◆ Provided information:
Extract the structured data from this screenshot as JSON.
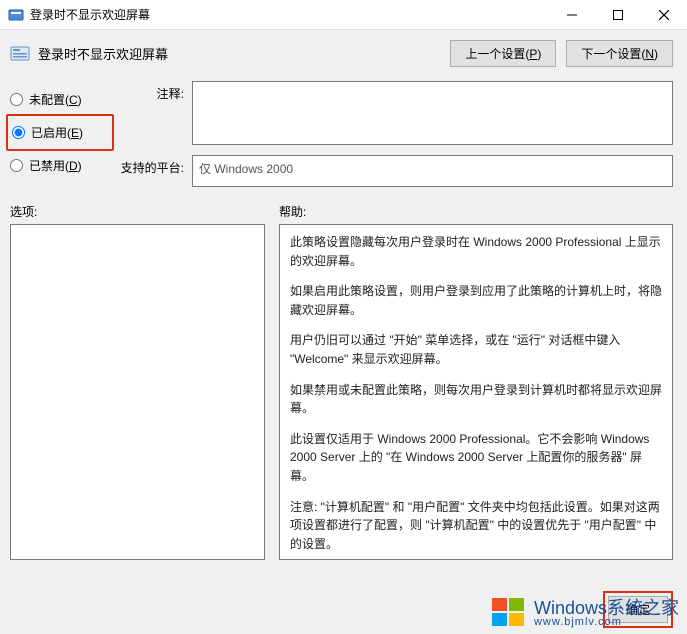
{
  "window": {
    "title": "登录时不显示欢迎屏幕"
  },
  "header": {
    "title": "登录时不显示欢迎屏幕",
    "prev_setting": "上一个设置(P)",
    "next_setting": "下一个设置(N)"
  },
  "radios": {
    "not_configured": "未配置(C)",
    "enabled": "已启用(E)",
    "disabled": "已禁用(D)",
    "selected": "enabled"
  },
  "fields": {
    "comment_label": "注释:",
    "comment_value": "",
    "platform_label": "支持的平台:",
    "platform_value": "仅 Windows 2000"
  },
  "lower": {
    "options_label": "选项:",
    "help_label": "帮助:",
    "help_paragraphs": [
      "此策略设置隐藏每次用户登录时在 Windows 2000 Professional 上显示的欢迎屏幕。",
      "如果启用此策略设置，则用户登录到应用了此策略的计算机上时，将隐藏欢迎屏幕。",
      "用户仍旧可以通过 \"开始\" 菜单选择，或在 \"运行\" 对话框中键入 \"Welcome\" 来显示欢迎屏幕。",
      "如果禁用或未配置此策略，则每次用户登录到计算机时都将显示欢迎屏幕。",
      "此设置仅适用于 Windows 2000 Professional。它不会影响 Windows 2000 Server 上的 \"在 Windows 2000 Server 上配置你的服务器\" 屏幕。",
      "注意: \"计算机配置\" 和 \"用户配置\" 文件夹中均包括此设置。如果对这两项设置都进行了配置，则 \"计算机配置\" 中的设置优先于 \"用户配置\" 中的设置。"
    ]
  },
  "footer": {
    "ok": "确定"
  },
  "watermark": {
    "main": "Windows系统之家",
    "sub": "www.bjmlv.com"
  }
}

◆ Objective: Quote the records in their entirety, keeping the wording exact and excluding pictures.

◆ Final result:
Extract the structured data from this screenshot as JSON.
{
  "window": {
    "title": "登录时不显示欢迎屏幕"
  },
  "header": {
    "title": "登录时不显示欢迎屏幕",
    "prev_setting": "上一个设置(P)",
    "next_setting": "下一个设置(N)"
  },
  "radios": {
    "not_configured": "未配置(C)",
    "enabled": "已启用(E)",
    "disabled": "已禁用(D)",
    "selected": "enabled"
  },
  "fields": {
    "comment_label": "注释:",
    "comment_value": "",
    "platform_label": "支持的平台:",
    "platform_value": "仅 Windows 2000"
  },
  "lower": {
    "options_label": "选项:",
    "help_label": "帮助:",
    "help_paragraphs": [
      "此策略设置隐藏每次用户登录时在 Windows 2000 Professional 上显示的欢迎屏幕。",
      "如果启用此策略设置，则用户登录到应用了此策略的计算机上时，将隐藏欢迎屏幕。",
      "用户仍旧可以通过 \"开始\" 菜单选择，或在 \"运行\" 对话框中键入 \"Welcome\" 来显示欢迎屏幕。",
      "如果禁用或未配置此策略，则每次用户登录到计算机时都将显示欢迎屏幕。",
      "此设置仅适用于 Windows 2000 Professional。它不会影响 Windows 2000 Server 上的 \"在 Windows 2000 Server 上配置你的服务器\" 屏幕。",
      "注意: \"计算机配置\" 和 \"用户配置\" 文件夹中均包括此设置。如果对这两项设置都进行了配置，则 \"计算机配置\" 中的设置优先于 \"用户配置\" 中的设置。"
    ]
  },
  "footer": {
    "ok": "确定"
  },
  "watermark": {
    "main": "Windows系统之家",
    "sub": "www.bjmlv.com"
  }
}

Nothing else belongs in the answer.